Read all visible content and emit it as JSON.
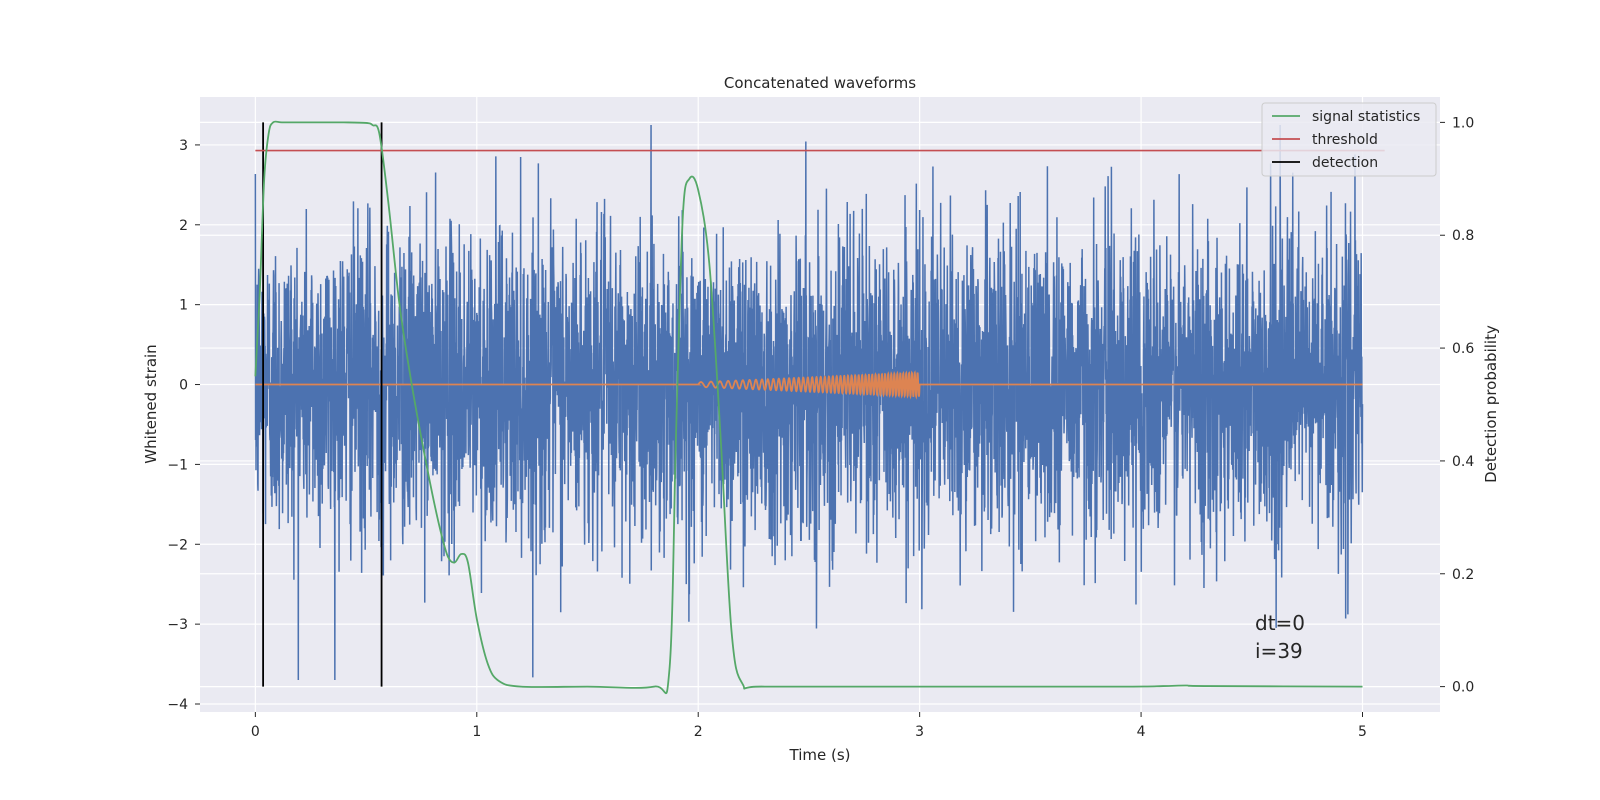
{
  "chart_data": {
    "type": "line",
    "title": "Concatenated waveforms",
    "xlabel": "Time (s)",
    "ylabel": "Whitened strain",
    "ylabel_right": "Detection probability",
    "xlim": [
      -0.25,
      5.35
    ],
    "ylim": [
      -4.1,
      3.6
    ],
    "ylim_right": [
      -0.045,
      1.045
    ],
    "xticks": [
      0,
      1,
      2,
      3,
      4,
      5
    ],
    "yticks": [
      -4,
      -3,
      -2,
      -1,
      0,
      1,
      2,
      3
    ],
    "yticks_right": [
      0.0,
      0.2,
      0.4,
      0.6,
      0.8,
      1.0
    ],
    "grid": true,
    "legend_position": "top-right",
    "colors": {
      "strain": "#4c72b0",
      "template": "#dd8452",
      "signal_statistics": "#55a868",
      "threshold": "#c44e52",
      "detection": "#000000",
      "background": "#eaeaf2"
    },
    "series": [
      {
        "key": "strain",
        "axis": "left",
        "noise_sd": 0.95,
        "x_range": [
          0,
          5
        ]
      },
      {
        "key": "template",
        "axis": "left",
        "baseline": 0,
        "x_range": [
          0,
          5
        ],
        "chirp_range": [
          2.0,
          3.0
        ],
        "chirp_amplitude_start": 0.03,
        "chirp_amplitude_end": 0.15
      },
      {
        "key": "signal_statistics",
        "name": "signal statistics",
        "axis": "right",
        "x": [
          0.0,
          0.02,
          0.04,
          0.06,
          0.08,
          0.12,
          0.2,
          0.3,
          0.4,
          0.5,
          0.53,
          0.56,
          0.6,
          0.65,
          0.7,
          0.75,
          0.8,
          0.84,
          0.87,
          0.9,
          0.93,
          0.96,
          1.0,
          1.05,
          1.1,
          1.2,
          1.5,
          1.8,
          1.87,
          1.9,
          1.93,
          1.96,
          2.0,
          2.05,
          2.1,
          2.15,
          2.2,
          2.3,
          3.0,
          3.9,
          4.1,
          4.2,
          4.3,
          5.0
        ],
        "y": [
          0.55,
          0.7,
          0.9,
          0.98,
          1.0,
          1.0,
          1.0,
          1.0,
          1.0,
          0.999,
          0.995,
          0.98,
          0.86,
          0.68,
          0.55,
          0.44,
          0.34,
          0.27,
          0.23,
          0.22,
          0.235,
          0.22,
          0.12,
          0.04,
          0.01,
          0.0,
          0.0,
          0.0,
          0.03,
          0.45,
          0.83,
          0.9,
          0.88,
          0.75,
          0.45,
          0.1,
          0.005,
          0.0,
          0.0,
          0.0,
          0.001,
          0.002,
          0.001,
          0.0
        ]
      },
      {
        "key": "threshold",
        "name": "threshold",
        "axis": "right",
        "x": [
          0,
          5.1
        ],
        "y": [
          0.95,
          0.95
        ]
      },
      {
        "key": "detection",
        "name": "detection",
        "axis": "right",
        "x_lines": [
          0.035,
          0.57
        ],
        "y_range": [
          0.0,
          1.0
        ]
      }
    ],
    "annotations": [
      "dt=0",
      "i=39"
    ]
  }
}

---

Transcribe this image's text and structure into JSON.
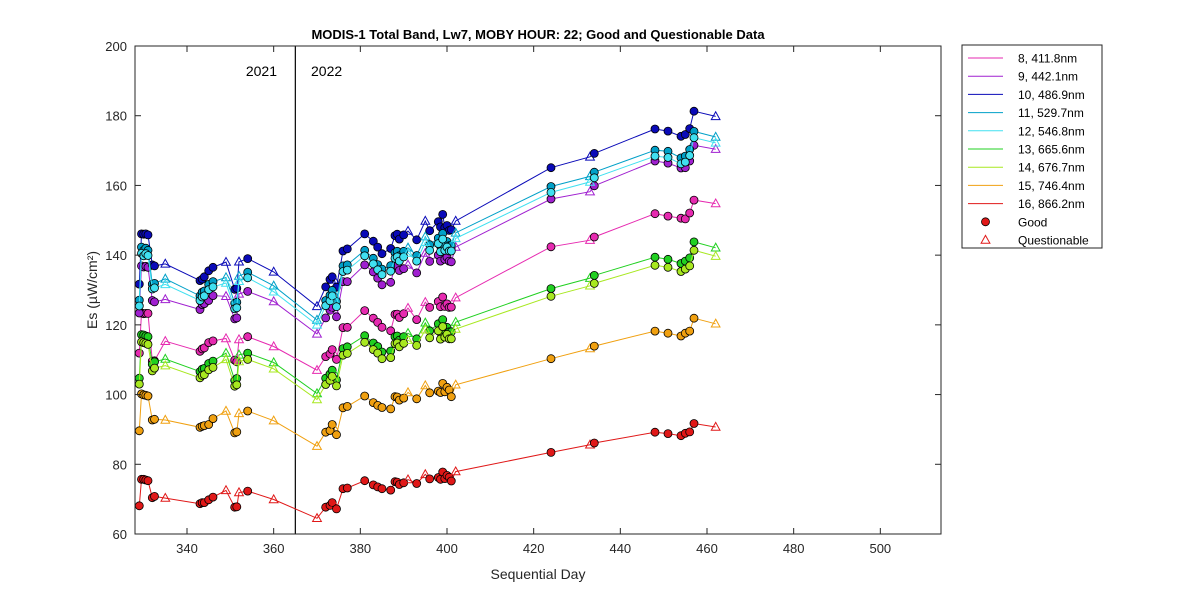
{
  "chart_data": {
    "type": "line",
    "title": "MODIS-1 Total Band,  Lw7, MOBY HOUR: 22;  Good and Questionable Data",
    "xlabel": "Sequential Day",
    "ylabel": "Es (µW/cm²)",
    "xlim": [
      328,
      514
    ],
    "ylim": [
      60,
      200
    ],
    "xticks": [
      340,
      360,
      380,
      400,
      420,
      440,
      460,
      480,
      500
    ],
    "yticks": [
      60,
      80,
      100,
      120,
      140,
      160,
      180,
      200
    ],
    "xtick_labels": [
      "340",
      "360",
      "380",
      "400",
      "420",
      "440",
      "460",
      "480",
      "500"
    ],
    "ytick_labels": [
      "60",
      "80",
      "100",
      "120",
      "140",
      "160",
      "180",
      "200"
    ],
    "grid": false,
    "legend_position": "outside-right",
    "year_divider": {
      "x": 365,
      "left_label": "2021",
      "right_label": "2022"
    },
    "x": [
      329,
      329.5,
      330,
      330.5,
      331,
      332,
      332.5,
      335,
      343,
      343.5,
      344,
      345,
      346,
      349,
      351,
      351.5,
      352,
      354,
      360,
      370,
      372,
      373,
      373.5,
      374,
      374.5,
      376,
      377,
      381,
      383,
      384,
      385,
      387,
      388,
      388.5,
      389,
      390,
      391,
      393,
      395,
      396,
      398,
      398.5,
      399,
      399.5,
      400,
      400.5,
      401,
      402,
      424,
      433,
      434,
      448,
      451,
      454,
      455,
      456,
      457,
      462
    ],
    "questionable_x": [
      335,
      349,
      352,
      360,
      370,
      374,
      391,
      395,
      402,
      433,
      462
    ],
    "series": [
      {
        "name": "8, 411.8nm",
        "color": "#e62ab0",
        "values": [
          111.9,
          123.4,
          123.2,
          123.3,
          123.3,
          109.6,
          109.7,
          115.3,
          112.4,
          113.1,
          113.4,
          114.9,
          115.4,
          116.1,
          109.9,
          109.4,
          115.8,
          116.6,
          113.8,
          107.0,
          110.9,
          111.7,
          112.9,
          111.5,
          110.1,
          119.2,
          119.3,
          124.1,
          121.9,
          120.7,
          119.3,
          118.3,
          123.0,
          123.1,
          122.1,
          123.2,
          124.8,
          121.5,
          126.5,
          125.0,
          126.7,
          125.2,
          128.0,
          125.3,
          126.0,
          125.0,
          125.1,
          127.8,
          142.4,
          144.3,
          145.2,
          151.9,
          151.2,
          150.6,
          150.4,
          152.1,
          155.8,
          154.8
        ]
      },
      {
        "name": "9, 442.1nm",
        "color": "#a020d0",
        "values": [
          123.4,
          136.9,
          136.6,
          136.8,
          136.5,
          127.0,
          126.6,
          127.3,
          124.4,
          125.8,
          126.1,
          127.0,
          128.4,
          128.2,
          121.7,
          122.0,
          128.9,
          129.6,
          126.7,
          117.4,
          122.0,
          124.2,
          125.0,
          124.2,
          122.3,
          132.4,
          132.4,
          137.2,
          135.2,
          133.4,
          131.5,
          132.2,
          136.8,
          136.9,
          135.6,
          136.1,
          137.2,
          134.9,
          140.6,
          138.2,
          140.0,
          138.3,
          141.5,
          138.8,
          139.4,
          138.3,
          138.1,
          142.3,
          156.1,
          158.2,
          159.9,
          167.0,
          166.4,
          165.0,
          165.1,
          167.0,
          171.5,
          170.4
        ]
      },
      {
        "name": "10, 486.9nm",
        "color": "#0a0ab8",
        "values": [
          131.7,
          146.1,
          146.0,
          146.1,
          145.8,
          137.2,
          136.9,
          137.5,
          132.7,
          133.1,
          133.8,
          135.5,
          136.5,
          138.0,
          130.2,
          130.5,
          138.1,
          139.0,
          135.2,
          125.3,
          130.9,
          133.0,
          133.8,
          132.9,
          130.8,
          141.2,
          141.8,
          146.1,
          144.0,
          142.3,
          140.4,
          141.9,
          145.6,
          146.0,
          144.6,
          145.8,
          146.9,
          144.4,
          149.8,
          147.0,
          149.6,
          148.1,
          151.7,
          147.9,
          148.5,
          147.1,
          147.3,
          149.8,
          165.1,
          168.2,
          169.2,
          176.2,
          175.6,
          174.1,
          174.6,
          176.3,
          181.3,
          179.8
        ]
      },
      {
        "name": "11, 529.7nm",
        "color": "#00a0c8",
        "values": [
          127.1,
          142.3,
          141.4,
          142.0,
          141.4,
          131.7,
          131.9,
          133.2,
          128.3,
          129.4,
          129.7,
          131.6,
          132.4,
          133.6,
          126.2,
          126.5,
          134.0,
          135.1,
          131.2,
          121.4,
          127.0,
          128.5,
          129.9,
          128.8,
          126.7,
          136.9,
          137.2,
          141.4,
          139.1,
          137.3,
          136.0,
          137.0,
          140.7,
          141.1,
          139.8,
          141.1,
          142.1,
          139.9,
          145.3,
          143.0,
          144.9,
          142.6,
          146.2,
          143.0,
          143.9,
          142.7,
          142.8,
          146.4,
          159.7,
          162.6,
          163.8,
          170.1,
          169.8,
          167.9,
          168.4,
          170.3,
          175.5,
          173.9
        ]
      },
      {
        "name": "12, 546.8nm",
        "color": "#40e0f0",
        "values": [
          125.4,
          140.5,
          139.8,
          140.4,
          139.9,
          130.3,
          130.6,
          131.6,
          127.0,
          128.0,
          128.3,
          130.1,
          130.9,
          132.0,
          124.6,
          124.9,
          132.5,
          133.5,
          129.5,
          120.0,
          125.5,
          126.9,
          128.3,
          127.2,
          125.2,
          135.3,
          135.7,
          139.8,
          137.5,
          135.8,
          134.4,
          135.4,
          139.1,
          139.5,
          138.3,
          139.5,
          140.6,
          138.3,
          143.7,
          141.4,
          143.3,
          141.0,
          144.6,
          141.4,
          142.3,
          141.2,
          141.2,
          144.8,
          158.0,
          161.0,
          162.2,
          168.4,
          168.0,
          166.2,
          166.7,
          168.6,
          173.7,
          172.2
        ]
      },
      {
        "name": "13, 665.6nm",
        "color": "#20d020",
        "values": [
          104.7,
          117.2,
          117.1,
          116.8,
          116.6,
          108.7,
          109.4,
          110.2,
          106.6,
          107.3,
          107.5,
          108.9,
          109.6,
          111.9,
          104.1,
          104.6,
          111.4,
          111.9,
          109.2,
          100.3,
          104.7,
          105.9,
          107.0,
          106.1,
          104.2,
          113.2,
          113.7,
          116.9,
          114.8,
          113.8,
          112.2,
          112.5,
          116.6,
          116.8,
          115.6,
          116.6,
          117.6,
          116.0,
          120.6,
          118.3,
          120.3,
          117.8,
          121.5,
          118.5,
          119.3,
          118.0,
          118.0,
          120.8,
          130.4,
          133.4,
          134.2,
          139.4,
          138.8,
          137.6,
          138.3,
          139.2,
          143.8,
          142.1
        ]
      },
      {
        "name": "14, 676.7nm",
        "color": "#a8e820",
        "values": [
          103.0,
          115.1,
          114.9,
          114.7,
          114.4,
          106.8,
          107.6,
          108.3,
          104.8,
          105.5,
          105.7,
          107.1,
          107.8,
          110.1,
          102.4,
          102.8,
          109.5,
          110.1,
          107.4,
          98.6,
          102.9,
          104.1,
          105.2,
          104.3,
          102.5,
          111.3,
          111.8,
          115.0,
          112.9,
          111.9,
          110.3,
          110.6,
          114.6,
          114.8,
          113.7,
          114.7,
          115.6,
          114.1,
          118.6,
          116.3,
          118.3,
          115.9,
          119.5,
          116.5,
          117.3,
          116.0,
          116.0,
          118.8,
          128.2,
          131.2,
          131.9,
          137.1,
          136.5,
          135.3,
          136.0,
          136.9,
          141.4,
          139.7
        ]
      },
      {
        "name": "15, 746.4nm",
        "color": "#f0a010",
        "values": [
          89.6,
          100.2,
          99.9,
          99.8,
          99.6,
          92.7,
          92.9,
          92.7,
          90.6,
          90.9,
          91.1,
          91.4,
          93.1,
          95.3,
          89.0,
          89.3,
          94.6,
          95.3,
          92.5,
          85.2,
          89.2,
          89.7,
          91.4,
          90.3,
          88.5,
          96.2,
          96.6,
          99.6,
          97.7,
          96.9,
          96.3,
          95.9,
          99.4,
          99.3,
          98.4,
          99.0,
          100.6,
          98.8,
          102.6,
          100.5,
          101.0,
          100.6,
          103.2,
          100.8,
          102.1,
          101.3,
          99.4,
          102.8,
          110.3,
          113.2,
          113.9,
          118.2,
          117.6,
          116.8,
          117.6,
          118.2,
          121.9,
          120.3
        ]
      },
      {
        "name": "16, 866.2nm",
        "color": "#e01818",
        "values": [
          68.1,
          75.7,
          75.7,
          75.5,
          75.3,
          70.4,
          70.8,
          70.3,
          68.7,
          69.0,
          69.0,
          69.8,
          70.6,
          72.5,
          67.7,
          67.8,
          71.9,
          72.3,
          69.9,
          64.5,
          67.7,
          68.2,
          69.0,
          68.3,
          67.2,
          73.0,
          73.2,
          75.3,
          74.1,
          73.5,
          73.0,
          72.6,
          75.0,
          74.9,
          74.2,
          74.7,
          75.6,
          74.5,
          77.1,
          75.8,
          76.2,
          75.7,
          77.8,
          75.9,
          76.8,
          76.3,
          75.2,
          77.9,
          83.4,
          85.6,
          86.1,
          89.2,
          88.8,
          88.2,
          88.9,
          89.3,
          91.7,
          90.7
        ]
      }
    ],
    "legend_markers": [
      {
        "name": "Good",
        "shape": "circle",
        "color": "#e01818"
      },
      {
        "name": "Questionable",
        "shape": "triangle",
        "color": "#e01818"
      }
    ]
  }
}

BRIEF:
Gather every line containing the word "title" and copy it.

ANSWER TO THE PROBLEM:
    "title": "Concatenated waveforms",
    "title": "MODIS-1 Total Band,  Lw7, MOBY HOUR: 22;  Good and Questionable Data",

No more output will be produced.